======== RECORDS FOR THIS TASK ========
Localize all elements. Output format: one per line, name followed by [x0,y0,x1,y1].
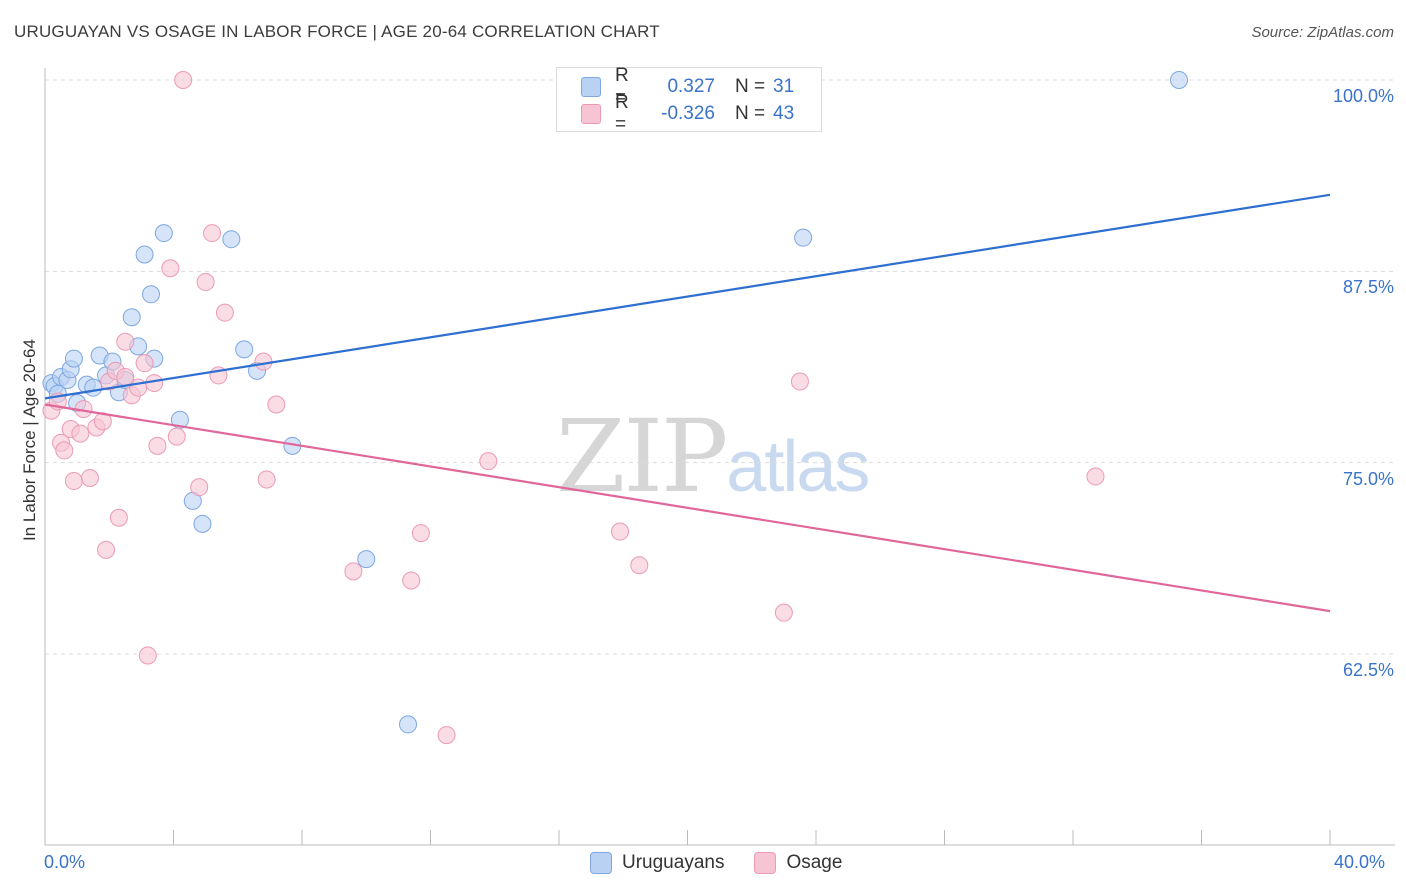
osage-point [138,646,157,665]
osage-point [411,524,430,543]
osage-point [116,332,135,351]
uruguayan-point [222,230,241,249]
osage-point [344,562,363,581]
watermark: ZIPatlas [556,398,870,515]
uruguayan-point [122,308,141,327]
osage-point [80,468,99,487]
series-name-osage: Osage [786,852,843,873]
uruguayan-point [794,228,813,247]
osage-point [97,540,116,559]
osage-point [630,556,649,575]
uruguayan-point [235,340,254,359]
legend-swatch-blue [581,77,601,97]
osage-point [437,726,456,745]
osage-point [135,354,154,373]
legend-r-value: 0.327 [667,76,715,97]
uruguayan-point [84,378,103,397]
uruguayan-point [399,715,418,734]
osage-point [267,395,286,414]
uruguayan-trend-line [44,193,1331,400]
legend-r-label: R = [615,65,629,108]
osage-point [71,424,90,443]
osage-point [402,571,421,590]
osage-point [148,436,167,455]
osage-point [55,441,74,460]
osage-point [254,352,273,371]
stats-legend: R = 0.327 N = 31 R = -0.326 N = 43 [556,65,822,135]
uruguayan-point [1170,71,1189,89]
y-axis-title-wrap: In Labor Force | Age 20-64 [18,300,42,580]
series-swatch-pink [754,852,777,874]
legend-row-uruguayans: R = 0.327 N = 31 [581,65,795,108]
legend-n-value: 43 [773,103,795,124]
series-legend-osage: Osage [754,852,842,874]
chart-title: URUGUAYAN VS OSAGE IN LABOR FORCE | AGE … [14,22,660,41]
legend-r-value: -0.326 [661,103,715,124]
y-tick-label: 75.0% [1342,468,1394,489]
legend-n-value: 31 [773,76,795,97]
axis-layer [44,68,1395,846]
trend-layer [44,193,1331,613]
series-legend-uruguayans: Uruguayans [590,852,724,874]
uruguayan-point [154,224,173,243]
uruguayan-point [193,514,212,533]
y-tick-label: 100.0% [1332,86,1394,106]
osage-point [257,470,276,489]
points-layer [42,71,1189,745]
y-tick-label: 62.5% [1342,660,1394,680]
source-label: Source: ZipAtlas.com [1251,24,1394,41]
uruguayan-point [135,245,154,264]
osage-point [790,372,809,391]
osage-point [774,603,793,622]
watermark-atlas: atlas [726,427,870,507]
x-tick-label-max: 40.0% [1334,852,1386,872]
osage-point [174,71,193,89]
y-axis-title: In Labor Force | Age 20-64 [20,339,39,541]
osage-point [215,303,234,322]
osage-point [161,259,180,278]
osage-point [64,472,83,491]
osage-point [1086,467,1105,486]
watermark-zip: ZIP [556,398,728,515]
x-tick-label-min: 0.0% [44,852,86,872]
legend-n-label: N = [735,103,766,124]
osage-point [167,427,186,446]
y-tick-label: 87.5% [1342,277,1394,298]
series-name-uruguayans: Uruguayans [622,852,725,873]
osage-trend-line [44,403,1331,613]
legend-r-label: R = [615,92,629,135]
osage-point [611,522,630,541]
legend-swatch-pink [581,104,601,124]
uruguayan-point [64,349,83,368]
osage-point [203,224,222,243]
uruguayan-point [357,550,376,569]
series-legend: Uruguayans Osage [590,852,872,874]
osage-point [109,508,128,527]
legend-n-label: N = [735,76,766,97]
uruguayan-point [142,285,161,304]
osage-point [196,273,215,292]
series-swatch-blue [590,852,612,874]
osage-point [190,478,209,497]
legend-row-osage: R = -0.326 N = 43 [581,92,795,135]
osage-point [479,452,498,471]
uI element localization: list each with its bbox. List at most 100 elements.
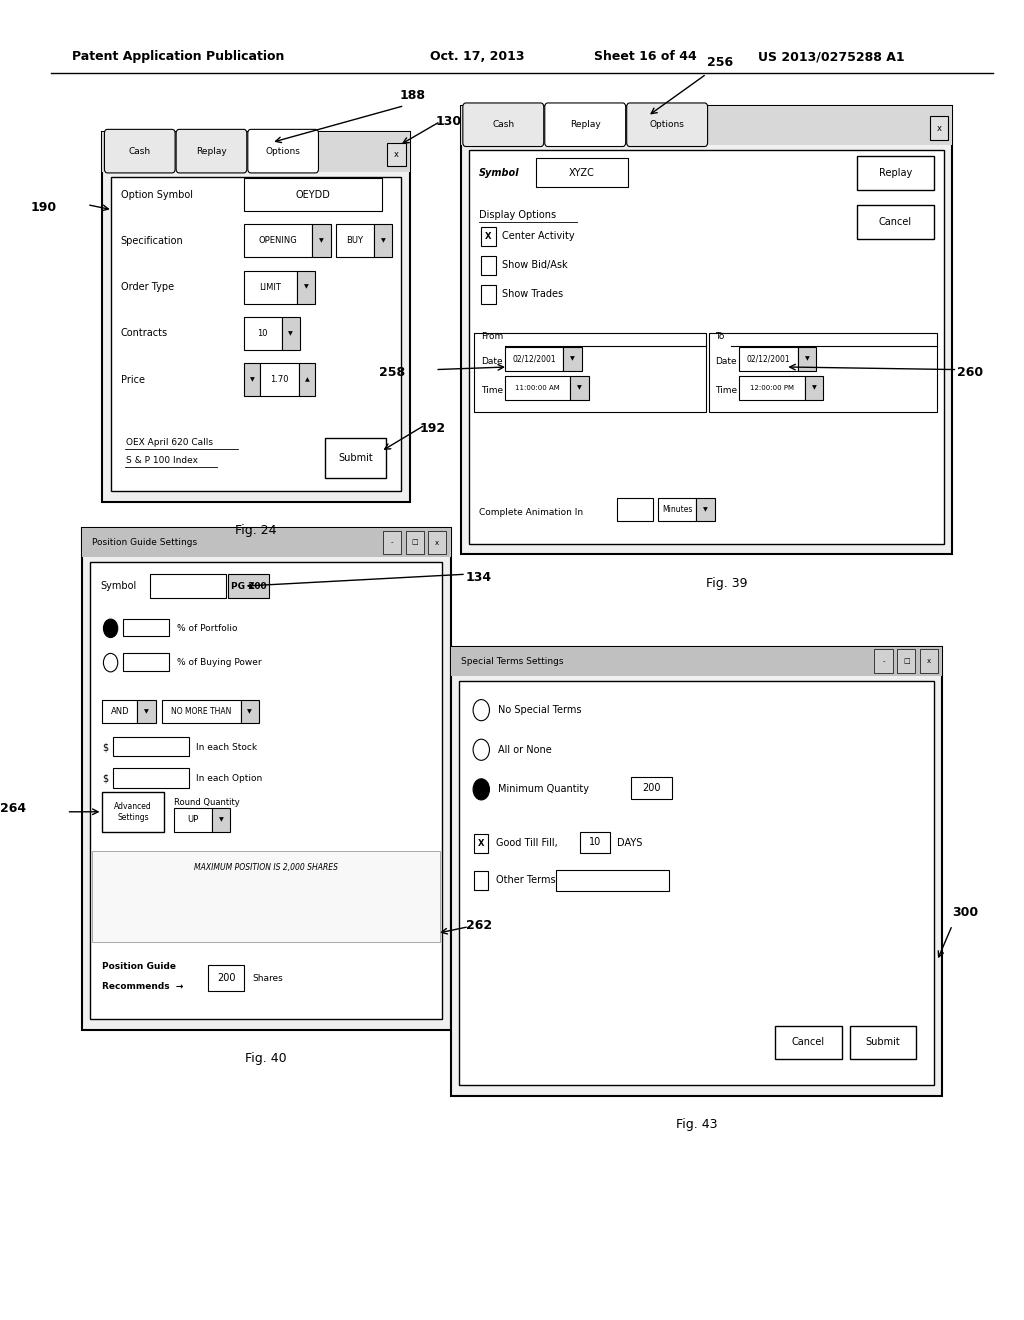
Text: ▼: ▼ (144, 709, 148, 714)
Bar (336, 224, 374, 257)
Bar (481, 256, 496, 275)
Bar (387, 143, 406, 166)
Text: 134: 134 (466, 570, 493, 583)
Text: Option Symbol: Option Symbol (121, 190, 193, 199)
Text: Fig. 43: Fig. 43 (676, 1118, 717, 1131)
Text: 192: 192 (420, 421, 446, 434)
Text: Date: Date (481, 358, 503, 366)
Text: Contracts: Contracts (121, 329, 168, 338)
Bar (241, 700, 259, 723)
Text: ▼: ▼ (812, 385, 816, 391)
Bar (505, 347, 563, 371)
Bar (82, 528, 451, 1030)
Text: Recommends  →: Recommends → (102, 982, 183, 990)
Bar (137, 700, 156, 723)
Bar (631, 777, 672, 799)
Text: Show Trades: Show Trades (502, 289, 563, 300)
Text: Cancel: Cancel (792, 1038, 825, 1047)
Text: From: From (481, 331, 504, 341)
Text: 11:00:00 AM: 11:00:00 AM (515, 385, 560, 391)
Bar (536, 158, 628, 187)
Text: % of Portfolio: % of Portfolio (177, 624, 238, 632)
Text: All or None: All or None (498, 744, 551, 755)
Bar (556, 870, 669, 891)
Bar (451, 647, 942, 676)
Text: 188: 188 (399, 88, 425, 102)
Text: Minimum Quantity: Minimum Quantity (498, 784, 589, 795)
Text: □: □ (412, 540, 418, 545)
Text: $: $ (102, 774, 109, 784)
Bar (244, 271, 297, 304)
Text: x: x (394, 150, 398, 158)
Text: 200: 200 (217, 973, 236, 983)
Text: US 2013/0275288 A1: US 2013/0275288 A1 (758, 50, 904, 63)
Bar (580, 832, 610, 853)
Text: NO MORE THAN: NO MORE THAN (171, 708, 231, 715)
Text: Oct. 17, 2013: Oct. 17, 2013 (430, 50, 524, 63)
Bar (739, 347, 798, 371)
Text: Time: Time (481, 387, 504, 395)
Text: -: - (883, 659, 885, 664)
Bar (474, 333, 706, 412)
Text: OEX April 620 Calls: OEX April 620 Calls (126, 438, 213, 446)
Text: OPENING: OPENING (259, 236, 297, 246)
Text: ▼: ▼ (703, 507, 708, 512)
Text: Position Guide Settings: Position Guide Settings (92, 539, 198, 546)
Bar (897, 649, 915, 673)
Bar (208, 965, 244, 991)
Text: Cancel: Cancel (879, 216, 912, 227)
Text: S & P 100 Index: S & P 100 Index (126, 457, 198, 465)
Bar (406, 531, 424, 554)
Bar (297, 271, 315, 304)
Text: Shares: Shares (252, 974, 283, 982)
Text: Replay: Replay (569, 120, 601, 129)
Text: 190: 190 (31, 201, 57, 214)
Bar (461, 106, 952, 554)
FancyBboxPatch shape (463, 103, 544, 147)
Text: Round Quantity: Round Quantity (174, 799, 240, 807)
Text: Options: Options (265, 147, 301, 156)
Text: AND: AND (111, 708, 129, 715)
Bar (228, 574, 269, 598)
Bar (244, 178, 382, 211)
Text: Patent Application Publication: Patent Application Publication (72, 50, 284, 63)
Text: LIMIT: LIMIT (259, 282, 282, 292)
Text: Show Bid/Ask: Show Bid/Ask (502, 260, 567, 271)
Text: ▲: ▲ (305, 378, 309, 381)
Text: XYZC: XYZC (568, 168, 595, 178)
Bar (123, 653, 169, 671)
Circle shape (103, 619, 118, 638)
Bar (481, 227, 496, 246)
Bar (428, 531, 446, 554)
Text: ▼: ▼ (248, 709, 252, 714)
Text: ▼: ▼ (578, 385, 582, 391)
FancyBboxPatch shape (248, 129, 318, 173)
Text: To: To (715, 331, 724, 341)
Bar (798, 347, 816, 371)
Text: PG 200: PG 200 (231, 582, 266, 590)
Text: 300: 300 (952, 906, 979, 919)
Bar (90, 562, 442, 1019)
Bar (474, 834, 488, 853)
Bar (325, 438, 386, 478)
Circle shape (473, 779, 489, 800)
Bar (805, 376, 823, 400)
Bar (920, 649, 938, 673)
Text: In each Option: In each Option (196, 775, 262, 783)
Text: Submit: Submit (866, 1038, 900, 1047)
Bar (383, 531, 401, 554)
Text: 130: 130 (435, 115, 462, 128)
Text: Submit: Submit (338, 453, 373, 463)
Text: Date: Date (715, 358, 736, 366)
Text: Price: Price (121, 375, 144, 384)
Text: 258: 258 (379, 366, 406, 379)
Text: Display Options: Display Options (479, 210, 556, 220)
Bar (857, 205, 934, 239)
Bar (474, 871, 488, 890)
Text: Specification: Specification (121, 236, 183, 246)
FancyBboxPatch shape (627, 103, 708, 147)
Bar (312, 224, 331, 257)
FancyBboxPatch shape (545, 103, 626, 147)
Text: ▼: ▼ (570, 356, 574, 362)
Text: Special Terms Settings: Special Terms Settings (461, 657, 563, 665)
========
◆ TASK DIRECTIONS ◆
Render the material from the line that contains "Text: ▼: ▼ (144, 709, 148, 714)" through the line that contains "Bar (474, 333, 706, 412)" as a Markdown table. Use two columns, Row and Entry: number each line in Row, put the line in Entry, and leave out blank lines.

◆ WORKED SOLUTION ◆
| Row | Entry |
|---|---|
| 1 | Text: ▼: ▼ (144, 709, 148, 714) |
| 2 | Bar (336, 224, 374, 257) |
| 3 | Bar (481, 256, 496, 275) |
| 4 | Bar (387, 143, 406, 166) |
| 5 | Text: 134: 134 (466, 570, 493, 583) |
| 6 | Text: Option Symbol: Option Symbol (121, 190, 193, 199) |
| 7 | Text: Fig. 43: Fig. 43 (676, 1118, 717, 1131) |
| 8 | Text: 192: 192 (420, 421, 446, 434) |
| 9 | Text: Date: Date (481, 358, 503, 366) |
| 10 | Text: Contracts: Contracts (121, 329, 168, 338) |
| 11 | Bar (241, 700, 259, 723) |
| 12 | Text: ▼: ▼ (812, 385, 816, 391) |
| 13 | Bar (505, 347, 563, 371) |
| 14 | Bar (82, 528, 451, 1030) |
| 15 | Text: Recommends  →: Recommends → (102, 982, 183, 990) |
| 16 | Bar (137, 700, 156, 723) |
| 17 | Bar (631, 777, 672, 799) |
| 18 | Text: Show Trades: Show Trades (502, 289, 563, 300) |
| 19 | Text: Cancel: Cancel (792, 1038, 825, 1047) |
| 20 | Text: From: From (481, 331, 504, 341) |
| 21 | Text: 11:00:00 AM: 11:00:00 AM (515, 385, 560, 391) |
| 22 | Bar (536, 158, 628, 187) |
| 23 | Text: % of Portfolio: % of Portfolio (177, 624, 238, 632) |
| 24 | Text: All or None: All or None (498, 744, 551, 755) |
| 25 | Bar (556, 870, 669, 891) |
| 26 | Bar (451, 647, 942, 676) |
| 27 | Text: 188: 188 (399, 88, 425, 102) |
| 28 | Text: Minimum Quantity: Minimum Quantity (498, 784, 589, 795) |
| 29 | Text: □: □ (412, 540, 418, 545) |
| 30 | Text: $: $ (102, 774, 109, 784) |
| 31 | Bar (244, 271, 297, 304) |
| 32 | Text: x: x (394, 150, 398, 158) |
| 33 | Text: 200: 200 (217, 973, 236, 983) |
| 34 | Text: US 2013/0275288 A1: US 2013/0275288 A1 (758, 50, 904, 63) |
| 35 | Bar (580, 832, 610, 853) |
| 36 | Text: NO MORE THAN: NO MORE THAN (171, 708, 231, 715) |
| 37 | Text: Oct. 17, 2013: Oct. 17, 2013 (430, 50, 524, 63) |
| 38 | Bar (739, 347, 798, 371) |
| 39 | Text: Time: Time (481, 387, 504, 395) |
| 40 | Text: -: - (883, 659, 885, 664) |
| 41 | Bar (474, 333, 706, 412) |